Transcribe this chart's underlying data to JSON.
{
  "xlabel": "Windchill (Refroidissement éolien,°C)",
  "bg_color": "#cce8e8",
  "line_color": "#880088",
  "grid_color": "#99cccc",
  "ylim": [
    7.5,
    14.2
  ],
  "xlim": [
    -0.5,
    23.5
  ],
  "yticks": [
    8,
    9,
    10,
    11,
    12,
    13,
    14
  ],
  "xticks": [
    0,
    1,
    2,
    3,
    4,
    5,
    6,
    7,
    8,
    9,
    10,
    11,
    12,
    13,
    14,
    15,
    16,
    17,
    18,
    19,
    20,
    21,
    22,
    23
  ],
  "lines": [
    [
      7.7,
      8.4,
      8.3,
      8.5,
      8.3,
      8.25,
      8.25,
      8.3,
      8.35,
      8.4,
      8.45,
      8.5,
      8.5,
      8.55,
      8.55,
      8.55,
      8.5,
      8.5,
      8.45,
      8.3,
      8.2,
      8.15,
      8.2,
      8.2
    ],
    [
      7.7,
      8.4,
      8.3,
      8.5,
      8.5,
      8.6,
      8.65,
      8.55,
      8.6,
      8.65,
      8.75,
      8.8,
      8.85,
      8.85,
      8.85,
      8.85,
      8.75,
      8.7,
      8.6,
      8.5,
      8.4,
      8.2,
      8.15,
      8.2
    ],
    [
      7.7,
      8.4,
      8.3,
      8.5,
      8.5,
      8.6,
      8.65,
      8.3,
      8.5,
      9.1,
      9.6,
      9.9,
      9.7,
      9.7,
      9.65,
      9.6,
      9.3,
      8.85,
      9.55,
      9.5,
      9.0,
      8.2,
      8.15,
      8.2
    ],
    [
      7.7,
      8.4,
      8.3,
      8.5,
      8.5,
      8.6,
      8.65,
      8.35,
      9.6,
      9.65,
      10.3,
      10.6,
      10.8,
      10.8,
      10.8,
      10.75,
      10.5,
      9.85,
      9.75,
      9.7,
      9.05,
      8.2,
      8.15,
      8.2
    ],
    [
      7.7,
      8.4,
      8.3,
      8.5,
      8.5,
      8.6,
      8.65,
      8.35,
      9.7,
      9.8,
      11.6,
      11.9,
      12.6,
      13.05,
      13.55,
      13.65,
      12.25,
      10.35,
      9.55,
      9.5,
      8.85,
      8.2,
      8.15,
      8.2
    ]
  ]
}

::::

_WHAT NEEDS TO BE DONE_: Output all of the data again. Match it exactly.

_SOLUTION BELOW_:
Transcribe this chart's underlying data to JSON.
{
  "xlabel": "Windchill (Refroidissement éolien,°C)",
  "bg_color": "#cce8e8",
  "line_color": "#880088",
  "grid_color": "#99cccc",
  "ylim": [
    7.5,
    14.2
  ],
  "xlim": [
    -0.5,
    23.5
  ],
  "yticks": [
    8,
    9,
    10,
    11,
    12,
    13,
    14
  ],
  "xticks": [
    0,
    1,
    2,
    3,
    4,
    5,
    6,
    7,
    8,
    9,
    10,
    11,
    12,
    13,
    14,
    15,
    16,
    17,
    18,
    19,
    20,
    21,
    22,
    23
  ],
  "lines": [
    [
      7.7,
      8.4,
      8.3,
      8.5,
      8.3,
      8.25,
      8.25,
      8.3,
      8.35,
      8.4,
      8.45,
      8.5,
      8.5,
      8.55,
      8.55,
      8.55,
      8.5,
      8.5,
      8.45,
      8.3,
      8.2,
      8.15,
      8.2,
      8.2
    ],
    [
      7.7,
      8.4,
      8.3,
      8.5,
      8.5,
      8.6,
      8.65,
      8.55,
      8.6,
      8.65,
      8.75,
      8.8,
      8.85,
      8.85,
      8.85,
      8.85,
      8.75,
      8.7,
      8.6,
      8.5,
      8.4,
      8.2,
      8.15,
      8.2
    ],
    [
      7.7,
      8.4,
      8.3,
      8.5,
      8.5,
      8.6,
      8.65,
      8.3,
      8.5,
      9.1,
      9.6,
      9.9,
      9.7,
      9.7,
      9.65,
      9.6,
      9.3,
      8.85,
      9.55,
      9.5,
      9.0,
      8.2,
      8.15,
      8.2
    ],
    [
      7.7,
      8.4,
      8.3,
      8.5,
      8.5,
      8.6,
      8.65,
      8.35,
      9.6,
      9.65,
      10.3,
      10.6,
      10.8,
      10.8,
      10.8,
      10.75,
      10.5,
      9.85,
      9.75,
      9.7,
      9.05,
      8.2,
      8.15,
      8.2
    ],
    [
      7.7,
      8.4,
      8.3,
      8.5,
      8.5,
      8.6,
      8.65,
      8.35,
      9.7,
      9.8,
      11.6,
      11.9,
      12.6,
      13.05,
      13.55,
      13.65,
      12.25,
      10.35,
      9.55,
      9.5,
      8.85,
      8.2,
      8.15,
      8.2
    ]
  ]
}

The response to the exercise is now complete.